Figure content listings:

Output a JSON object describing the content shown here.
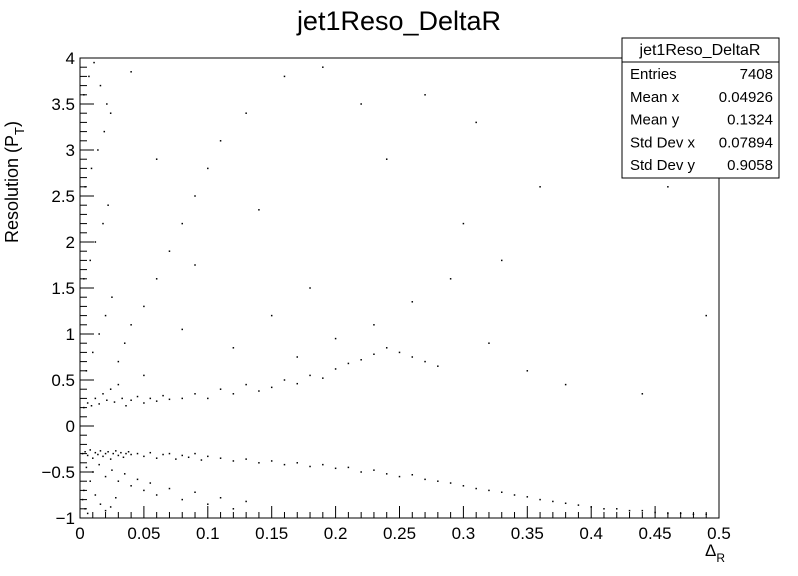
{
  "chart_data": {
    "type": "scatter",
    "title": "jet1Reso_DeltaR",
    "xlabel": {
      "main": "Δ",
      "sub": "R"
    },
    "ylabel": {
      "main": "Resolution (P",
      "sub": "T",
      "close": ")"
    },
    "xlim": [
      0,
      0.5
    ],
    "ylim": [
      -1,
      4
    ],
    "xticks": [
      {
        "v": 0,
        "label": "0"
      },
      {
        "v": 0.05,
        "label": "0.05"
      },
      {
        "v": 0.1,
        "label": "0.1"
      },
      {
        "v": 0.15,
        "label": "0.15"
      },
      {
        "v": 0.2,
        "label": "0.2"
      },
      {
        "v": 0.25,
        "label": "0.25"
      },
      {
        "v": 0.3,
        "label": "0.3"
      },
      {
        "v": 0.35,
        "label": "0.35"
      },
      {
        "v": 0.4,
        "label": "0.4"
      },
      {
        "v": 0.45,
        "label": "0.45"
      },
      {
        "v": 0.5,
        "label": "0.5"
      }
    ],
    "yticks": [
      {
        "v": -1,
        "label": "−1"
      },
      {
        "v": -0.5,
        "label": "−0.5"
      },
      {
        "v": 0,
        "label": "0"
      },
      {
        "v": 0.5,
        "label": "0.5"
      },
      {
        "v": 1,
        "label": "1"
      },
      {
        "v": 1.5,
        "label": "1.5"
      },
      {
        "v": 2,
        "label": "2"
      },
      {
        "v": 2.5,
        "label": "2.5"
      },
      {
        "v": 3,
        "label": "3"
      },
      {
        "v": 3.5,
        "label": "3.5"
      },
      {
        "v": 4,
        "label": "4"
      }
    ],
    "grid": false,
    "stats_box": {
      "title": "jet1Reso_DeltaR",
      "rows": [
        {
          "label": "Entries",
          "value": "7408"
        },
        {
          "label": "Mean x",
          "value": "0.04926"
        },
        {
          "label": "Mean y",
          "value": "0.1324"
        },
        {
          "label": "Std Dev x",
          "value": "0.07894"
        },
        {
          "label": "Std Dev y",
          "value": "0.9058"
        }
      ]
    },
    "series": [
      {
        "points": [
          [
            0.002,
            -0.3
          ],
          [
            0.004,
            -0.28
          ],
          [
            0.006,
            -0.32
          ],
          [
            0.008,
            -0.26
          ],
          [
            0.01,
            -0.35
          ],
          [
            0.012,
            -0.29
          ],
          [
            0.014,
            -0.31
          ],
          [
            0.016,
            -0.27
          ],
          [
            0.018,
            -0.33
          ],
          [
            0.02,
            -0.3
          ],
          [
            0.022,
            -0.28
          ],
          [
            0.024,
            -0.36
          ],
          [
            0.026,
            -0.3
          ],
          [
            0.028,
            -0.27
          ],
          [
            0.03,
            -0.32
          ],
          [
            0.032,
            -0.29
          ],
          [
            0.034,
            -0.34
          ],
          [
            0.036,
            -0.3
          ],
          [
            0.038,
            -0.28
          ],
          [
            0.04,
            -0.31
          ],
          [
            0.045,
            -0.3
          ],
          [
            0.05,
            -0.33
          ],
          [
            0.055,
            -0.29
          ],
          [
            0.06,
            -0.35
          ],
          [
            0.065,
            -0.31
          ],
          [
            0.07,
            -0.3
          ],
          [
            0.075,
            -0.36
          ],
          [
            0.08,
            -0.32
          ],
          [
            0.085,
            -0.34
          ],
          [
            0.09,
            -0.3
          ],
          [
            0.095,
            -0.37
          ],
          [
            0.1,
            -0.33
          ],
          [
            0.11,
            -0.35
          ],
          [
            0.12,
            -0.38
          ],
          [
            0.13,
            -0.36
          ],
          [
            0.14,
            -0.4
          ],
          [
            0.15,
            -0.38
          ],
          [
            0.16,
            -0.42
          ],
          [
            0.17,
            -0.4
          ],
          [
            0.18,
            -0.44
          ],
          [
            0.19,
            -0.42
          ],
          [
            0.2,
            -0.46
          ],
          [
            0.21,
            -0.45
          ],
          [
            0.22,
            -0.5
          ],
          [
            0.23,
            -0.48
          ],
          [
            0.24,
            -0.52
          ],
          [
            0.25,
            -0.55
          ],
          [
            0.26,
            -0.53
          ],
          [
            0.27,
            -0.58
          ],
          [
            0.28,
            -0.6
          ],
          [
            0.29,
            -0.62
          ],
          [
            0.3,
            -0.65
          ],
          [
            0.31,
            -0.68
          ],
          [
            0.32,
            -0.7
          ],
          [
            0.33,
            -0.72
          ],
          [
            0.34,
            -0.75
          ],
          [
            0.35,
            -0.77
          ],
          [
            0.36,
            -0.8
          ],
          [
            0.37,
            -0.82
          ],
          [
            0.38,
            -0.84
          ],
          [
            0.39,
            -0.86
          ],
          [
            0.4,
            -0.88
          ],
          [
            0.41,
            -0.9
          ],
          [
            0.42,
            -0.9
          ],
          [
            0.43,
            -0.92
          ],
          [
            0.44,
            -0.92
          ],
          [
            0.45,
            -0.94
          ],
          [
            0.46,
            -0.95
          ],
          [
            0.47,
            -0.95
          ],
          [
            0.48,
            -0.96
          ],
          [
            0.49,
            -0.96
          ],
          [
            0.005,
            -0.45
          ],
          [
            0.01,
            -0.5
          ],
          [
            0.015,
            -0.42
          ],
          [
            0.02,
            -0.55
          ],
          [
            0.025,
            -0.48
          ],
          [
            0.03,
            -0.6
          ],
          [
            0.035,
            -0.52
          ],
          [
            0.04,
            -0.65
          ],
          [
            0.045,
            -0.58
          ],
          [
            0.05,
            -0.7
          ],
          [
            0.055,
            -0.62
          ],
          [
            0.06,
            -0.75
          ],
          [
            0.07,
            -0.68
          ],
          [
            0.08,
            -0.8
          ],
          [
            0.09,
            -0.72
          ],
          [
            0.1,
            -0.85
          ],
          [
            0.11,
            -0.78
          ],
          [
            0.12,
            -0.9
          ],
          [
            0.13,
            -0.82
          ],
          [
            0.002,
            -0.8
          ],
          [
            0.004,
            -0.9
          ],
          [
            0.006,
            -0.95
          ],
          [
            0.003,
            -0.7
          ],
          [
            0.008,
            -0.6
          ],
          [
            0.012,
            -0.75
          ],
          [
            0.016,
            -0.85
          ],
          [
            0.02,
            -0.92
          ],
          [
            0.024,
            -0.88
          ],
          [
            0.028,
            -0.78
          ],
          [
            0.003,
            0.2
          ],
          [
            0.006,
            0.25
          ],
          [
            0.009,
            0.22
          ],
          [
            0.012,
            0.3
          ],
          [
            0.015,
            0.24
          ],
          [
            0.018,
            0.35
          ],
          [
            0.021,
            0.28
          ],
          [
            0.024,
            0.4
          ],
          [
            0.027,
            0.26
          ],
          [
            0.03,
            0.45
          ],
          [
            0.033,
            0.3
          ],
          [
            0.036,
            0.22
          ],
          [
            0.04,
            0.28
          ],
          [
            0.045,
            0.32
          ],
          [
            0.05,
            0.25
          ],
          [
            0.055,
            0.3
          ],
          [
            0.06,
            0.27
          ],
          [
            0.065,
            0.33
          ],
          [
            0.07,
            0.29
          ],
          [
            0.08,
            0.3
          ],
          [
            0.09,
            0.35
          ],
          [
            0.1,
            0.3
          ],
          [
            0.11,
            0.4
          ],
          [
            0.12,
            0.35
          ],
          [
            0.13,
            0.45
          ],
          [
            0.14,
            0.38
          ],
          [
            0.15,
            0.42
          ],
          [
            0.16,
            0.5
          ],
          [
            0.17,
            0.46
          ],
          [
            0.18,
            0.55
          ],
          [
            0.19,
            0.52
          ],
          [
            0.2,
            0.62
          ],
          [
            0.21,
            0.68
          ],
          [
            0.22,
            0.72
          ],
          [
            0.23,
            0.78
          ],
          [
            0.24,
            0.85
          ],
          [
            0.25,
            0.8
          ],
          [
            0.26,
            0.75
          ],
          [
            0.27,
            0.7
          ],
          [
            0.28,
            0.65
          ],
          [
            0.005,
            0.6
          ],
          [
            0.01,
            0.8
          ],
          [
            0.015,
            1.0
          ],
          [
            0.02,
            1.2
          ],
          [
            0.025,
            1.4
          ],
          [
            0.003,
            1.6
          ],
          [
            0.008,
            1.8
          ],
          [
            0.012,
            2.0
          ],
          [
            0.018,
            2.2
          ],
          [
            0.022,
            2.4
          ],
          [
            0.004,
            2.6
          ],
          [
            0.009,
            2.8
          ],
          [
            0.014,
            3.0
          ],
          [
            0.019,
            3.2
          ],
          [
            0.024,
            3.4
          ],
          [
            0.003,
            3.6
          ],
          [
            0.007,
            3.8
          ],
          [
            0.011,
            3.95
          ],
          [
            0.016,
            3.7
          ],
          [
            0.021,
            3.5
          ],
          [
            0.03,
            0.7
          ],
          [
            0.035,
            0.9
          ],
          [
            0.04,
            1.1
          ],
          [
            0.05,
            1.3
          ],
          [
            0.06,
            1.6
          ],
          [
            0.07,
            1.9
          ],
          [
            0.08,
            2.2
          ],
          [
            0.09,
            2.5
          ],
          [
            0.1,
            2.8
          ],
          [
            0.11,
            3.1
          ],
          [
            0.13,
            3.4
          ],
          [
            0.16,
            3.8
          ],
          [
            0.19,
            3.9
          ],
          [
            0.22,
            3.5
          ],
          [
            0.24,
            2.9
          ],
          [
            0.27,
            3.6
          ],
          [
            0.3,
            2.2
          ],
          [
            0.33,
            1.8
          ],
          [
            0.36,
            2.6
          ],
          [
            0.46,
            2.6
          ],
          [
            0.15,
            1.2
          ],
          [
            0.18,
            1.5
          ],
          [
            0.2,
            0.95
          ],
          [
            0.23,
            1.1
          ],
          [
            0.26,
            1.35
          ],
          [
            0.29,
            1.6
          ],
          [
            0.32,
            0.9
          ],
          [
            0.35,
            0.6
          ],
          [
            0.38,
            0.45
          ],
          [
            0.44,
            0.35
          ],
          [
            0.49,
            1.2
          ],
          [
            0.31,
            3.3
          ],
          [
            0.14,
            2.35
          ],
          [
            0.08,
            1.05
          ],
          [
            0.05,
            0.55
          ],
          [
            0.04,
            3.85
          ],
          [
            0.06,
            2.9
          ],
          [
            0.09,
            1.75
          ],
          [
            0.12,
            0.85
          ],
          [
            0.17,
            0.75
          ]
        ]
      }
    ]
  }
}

==

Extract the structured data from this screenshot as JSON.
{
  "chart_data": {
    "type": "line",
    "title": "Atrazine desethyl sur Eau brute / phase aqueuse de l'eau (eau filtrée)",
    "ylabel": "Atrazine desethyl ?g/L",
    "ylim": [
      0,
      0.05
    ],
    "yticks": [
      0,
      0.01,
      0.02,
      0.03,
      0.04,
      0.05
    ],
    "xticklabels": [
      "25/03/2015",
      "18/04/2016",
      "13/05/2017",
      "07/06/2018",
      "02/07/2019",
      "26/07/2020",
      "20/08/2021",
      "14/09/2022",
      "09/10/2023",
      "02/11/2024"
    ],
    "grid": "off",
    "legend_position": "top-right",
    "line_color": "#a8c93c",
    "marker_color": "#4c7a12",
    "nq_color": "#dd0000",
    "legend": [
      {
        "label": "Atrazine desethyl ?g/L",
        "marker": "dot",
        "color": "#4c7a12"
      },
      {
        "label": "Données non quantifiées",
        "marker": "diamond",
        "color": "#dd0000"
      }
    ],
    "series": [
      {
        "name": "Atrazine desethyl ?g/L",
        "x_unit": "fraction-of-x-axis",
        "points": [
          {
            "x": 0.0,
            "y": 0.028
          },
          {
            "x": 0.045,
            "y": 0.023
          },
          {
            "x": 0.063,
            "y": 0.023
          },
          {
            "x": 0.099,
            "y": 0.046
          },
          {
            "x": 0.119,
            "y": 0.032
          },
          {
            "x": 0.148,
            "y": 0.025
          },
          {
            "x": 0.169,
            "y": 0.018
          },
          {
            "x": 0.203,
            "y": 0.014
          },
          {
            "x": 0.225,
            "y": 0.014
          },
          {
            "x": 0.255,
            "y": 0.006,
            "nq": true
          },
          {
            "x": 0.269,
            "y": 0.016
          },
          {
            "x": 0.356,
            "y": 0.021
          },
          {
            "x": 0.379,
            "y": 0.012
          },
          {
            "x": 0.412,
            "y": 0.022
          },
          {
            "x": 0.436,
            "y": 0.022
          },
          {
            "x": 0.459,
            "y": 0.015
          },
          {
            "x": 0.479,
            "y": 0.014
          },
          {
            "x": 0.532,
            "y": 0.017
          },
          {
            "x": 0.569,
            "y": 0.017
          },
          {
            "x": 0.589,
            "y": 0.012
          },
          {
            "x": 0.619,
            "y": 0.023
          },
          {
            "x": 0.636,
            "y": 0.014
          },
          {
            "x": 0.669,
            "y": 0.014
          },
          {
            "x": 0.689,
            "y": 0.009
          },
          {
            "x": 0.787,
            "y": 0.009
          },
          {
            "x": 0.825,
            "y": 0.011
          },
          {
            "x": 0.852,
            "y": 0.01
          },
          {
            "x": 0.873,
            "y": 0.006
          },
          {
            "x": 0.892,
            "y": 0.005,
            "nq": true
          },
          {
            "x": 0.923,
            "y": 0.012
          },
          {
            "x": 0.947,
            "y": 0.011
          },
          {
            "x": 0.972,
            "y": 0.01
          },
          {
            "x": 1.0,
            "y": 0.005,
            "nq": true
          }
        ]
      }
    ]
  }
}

(REQUIREMENTS): Say how many lines in the records hold the string "ylabel", and say nothing else.

(SOLUTION BELOW): 2